-- PROBLEM TO WORK ON --
Can you write out the whole listing exactly?

-- WORKING DATA --
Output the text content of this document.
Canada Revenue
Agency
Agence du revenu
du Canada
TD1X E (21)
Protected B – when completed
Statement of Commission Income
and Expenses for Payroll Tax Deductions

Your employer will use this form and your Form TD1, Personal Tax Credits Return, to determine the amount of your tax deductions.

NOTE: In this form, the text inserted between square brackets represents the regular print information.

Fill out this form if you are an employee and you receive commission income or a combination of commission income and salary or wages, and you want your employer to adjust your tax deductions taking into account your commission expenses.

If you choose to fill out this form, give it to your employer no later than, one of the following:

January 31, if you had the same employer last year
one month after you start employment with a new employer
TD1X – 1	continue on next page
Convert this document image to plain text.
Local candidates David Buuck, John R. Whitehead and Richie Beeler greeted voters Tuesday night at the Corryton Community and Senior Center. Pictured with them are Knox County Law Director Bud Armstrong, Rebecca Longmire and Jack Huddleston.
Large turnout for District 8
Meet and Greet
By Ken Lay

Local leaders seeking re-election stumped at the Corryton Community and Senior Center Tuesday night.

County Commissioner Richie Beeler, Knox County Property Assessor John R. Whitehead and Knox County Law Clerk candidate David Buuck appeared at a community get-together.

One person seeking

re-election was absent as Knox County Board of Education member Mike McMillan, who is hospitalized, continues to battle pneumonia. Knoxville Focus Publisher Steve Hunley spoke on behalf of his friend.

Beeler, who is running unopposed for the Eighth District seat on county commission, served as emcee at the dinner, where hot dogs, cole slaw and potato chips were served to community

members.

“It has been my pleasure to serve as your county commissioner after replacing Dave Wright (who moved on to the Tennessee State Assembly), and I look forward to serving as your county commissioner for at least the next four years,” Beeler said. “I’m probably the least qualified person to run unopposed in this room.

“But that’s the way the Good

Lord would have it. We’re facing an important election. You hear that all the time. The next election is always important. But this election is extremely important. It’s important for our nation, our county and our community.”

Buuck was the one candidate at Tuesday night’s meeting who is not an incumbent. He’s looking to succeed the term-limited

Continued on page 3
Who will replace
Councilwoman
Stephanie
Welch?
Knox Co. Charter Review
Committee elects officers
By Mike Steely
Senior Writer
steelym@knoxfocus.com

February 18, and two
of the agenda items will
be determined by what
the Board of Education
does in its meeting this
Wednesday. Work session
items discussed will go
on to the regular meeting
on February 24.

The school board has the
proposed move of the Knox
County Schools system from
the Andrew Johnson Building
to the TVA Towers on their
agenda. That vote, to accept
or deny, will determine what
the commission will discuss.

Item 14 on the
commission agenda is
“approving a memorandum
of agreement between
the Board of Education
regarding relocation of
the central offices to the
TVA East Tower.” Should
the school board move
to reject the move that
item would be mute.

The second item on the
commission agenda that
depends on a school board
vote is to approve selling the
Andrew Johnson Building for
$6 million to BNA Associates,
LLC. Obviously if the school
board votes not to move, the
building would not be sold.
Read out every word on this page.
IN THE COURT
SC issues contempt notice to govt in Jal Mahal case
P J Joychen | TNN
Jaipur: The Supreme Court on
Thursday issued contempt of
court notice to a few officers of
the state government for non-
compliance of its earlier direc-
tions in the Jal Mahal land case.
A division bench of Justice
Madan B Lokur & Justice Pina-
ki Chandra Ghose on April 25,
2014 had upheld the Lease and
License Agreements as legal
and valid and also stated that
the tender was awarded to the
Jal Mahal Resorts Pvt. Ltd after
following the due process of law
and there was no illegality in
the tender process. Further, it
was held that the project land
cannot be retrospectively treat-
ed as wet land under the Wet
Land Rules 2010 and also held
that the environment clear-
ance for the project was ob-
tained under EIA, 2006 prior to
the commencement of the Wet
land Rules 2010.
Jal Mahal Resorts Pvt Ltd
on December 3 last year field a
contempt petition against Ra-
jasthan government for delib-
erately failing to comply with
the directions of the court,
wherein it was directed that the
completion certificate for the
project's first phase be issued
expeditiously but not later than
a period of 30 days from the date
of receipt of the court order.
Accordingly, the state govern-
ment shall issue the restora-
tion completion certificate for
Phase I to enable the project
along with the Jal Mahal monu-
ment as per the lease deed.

-- RESULT OF THIS EXERCISE --
Output the text content of this document.
Canada Revenue
Agency
Agence du revenu
du Canada
TD1X E (21)
Protected B – when completed
Statement of Commission Income
and Expenses for Payroll Tax Deductions

Your employer will use this form and your Form TD1, Personal Tax Credits Return, to determine the amount of your tax deductions.

NOTE: In this form, the text inserted between square brackets represents the regular print information.

Fill out this form if you are an employee and you receive commission income or a combination of commission income and salary or wages, and you want your employer to adjust your tax deductions taking into account your commission expenses.

If you choose to fill out this form, give it to your employer no later than, one of the following:

January 31, if you had the same employer last year
one month after you start employment with a new employer
TD1X – 1	continue on next page
Convert this document image to plain text.
Local candidates David Buuck, John R. Whitehead and Richie Beeler greeted voters Tuesday night at the Corryton Community and Senior Center. Pictured with them are Knox County Law Director Bud Armstrong, Rebecca Longmire and Jack Huddleston.
Large turnout for District 8
Meet and Greet
By Ken Lay

Local leaders seeking re-election stumped at the Corryton Community and Senior Center Tuesday night.

County Commissioner Richie Beeler, Knox County Property Assessor John R. Whitehead and Knox County Law Clerk candidate David Buuck appeared at a community get-together.

One person seeking

re-election was absent as Knox County Board of Education member Mike McMillan, who is hospitalized, continues to battle pneumonia. Knoxville Focus Publisher Steve Hunley spoke on behalf of his friend.

Beeler, who is running unopposed for the Eighth District seat on county commission, served as emcee at the dinner, where hot dogs, cole slaw and potato chips were served to community

members.

“It has been my pleasure to serve as your county commissioner after replacing Dave Wright (who moved on to the Tennessee State Assembly), and I look forward to serving as your county commissioner for at least the next four years,” Beeler said. “I’m probably the least qualified person to run unopposed in this room.

“But that’s the way the Good

Lord would have it. We’re facing an important election. You hear that all the time. The next election is always important. But this election is extremely important. It’s important for our nation, our county and our community.”

Buuck was the one candidate at Tuesday night’s meeting who is not an incumbent. He’s looking to succeed the term-limited

Continued on page 3
Who will replace
Councilwoman
Stephanie
Welch?
Knox Co. Charter Review
Committee elects officers
By Mike Steely
Senior Writer
steelym@knoxfocus.com

February 18, and two
of the agenda items will
be determined by what
the Board of Education
does in its meeting this
Wednesday. Work session
items discussed will go
on to the regular meeting
on February 24.

The school board has the
proposed move of the Knox
County Schools system from
the Andrew Johnson Building
to the TVA Towers on their
agenda. That vote, to accept
or deny, will determine what
the commission will discuss.

Item 14 on the
commission agenda is
“approving a memorandum
of agreement between
the Board of Education
regarding relocation of
the central offices to the
TVA East Tower.” Should
the school board move
to reject the move that
item would be mute.

The second item on the
commission agenda that
depends on a school board
vote is to approve selling the
Andrew Johnson Building for
$6 million to BNA Associates,
LLC. Obviously if the school
board votes not to move, the
building would not be sold.
Read out every word on this page.
IN THE COURT
SC issues contempt notice to govt in Jal Mahal case
P J Joychen | TNN
Jaipur: The Supreme Court on
Thursday issued contempt of
court notice to a few officers of
the state government for non-
compliance of its earlier direc-
tions in the Jal Mahal land case.
A division bench of Justice
Madan B Lokur & Justice Pina-
ki Chandra Ghose on April 25,
2014 had upheld the Lease and
License Agreements as legal
and valid and also stated that
the tender was awarded to the
Jal Mahal Resorts Pvt. Ltd after
following the due process of law
and there was no illegality in
the tender process. Further, it
was held that the project land
cannot be retrospectively treat-
ed as wet land under the Wet
Land Rules 2010 and also held
that the environment clear-
ance for the project was ob-
tained under EIA, 2006 prior to
the commencement of the Wet
land Rules 2010.
Jal Mahal Resorts Pvt Ltd
on December 3 last year field a
contempt petition against Ra-
jasthan government for delib-
erately failing to comply with
the directions of the court,
wherein it was directed that the
completion certificate for the
project's first phase be issued
expeditiously but not later than
a period of 30 days from the date
of receipt of the court order.
Accordingly, the state govern-
ment shall issue the restora-
tion completion certificate for
Phase I to enable the project
along with the Jal Mahal monu-
ment as per the lease deed.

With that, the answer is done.